GIVEN REQUEST
Find the lines with "主要设备" in them and copy them out.
## Start MATERIAL TO PROCESS
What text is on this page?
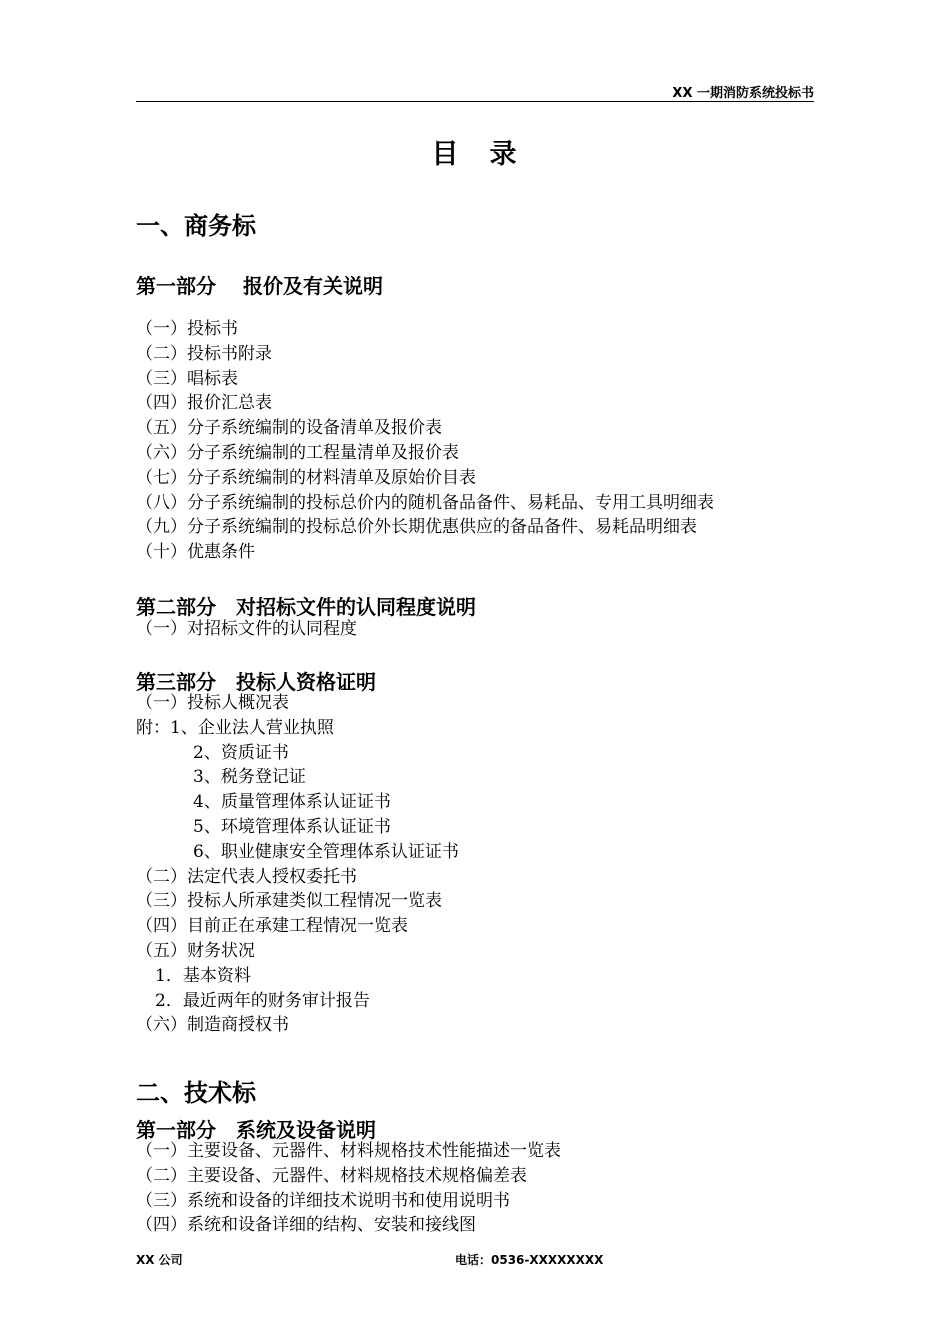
XX 一期消防系统投标书
目　录
一、商务标
第一部分　 报价及有关说明
（一）投标书
（二）投标书附录
（三）唱标表
（四）报价汇总表
（五）分子系统编制的设备清单及报价表
（六）分子系统编制的工程量清单及报价表
（七）分子系统编制的材料清单及原始价目表
（八）分子系统编制的投标总价内的随机备品备件、易耗品、专用工具明细表
（九）分子系统编制的投标总价外长期优惠供应的备品备件、易耗品明细表
（十）优惠条件
第二部分　对招标文件的认同程度说明
（一）对招标文件的认同程度
第三部分　投标人资格证明
（一）投标人概况表
附：1、企业法人营业执照
2、资质证书
3、税务登记证
4、质量管理体系认证证书
5、环境管理体系认证证书
6、职业健康安全管理体系认证证书
（二）法定代表人授权委托书
（三）投标人所承建类似工程情况一览表
（四）目前正在承建工程情况一览表
（五）财务状况
1．基本资料
2．最近两年的财务审计报告
（六）制造商授权书
二、技术标
第一部分　系统及设备说明
（一）主要设备、元器件、材料规格技术性能描述一览表
（二）主要设备、元器件、材料规格技术规格偏差表
（三）系统和设备的详细技术说明书和使用说明书
（四）系统和设备详细的结构、安装和接线图
XX 公司	电话：0536-XXXXXXXX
## End MATERIAL TO PROCESS
RESPONSE TO THE EXERCISE
（一）主要设备、元器件、材料规格技术性能描述一览表
（二）主要设备、元器件、材料规格技术规格偏差表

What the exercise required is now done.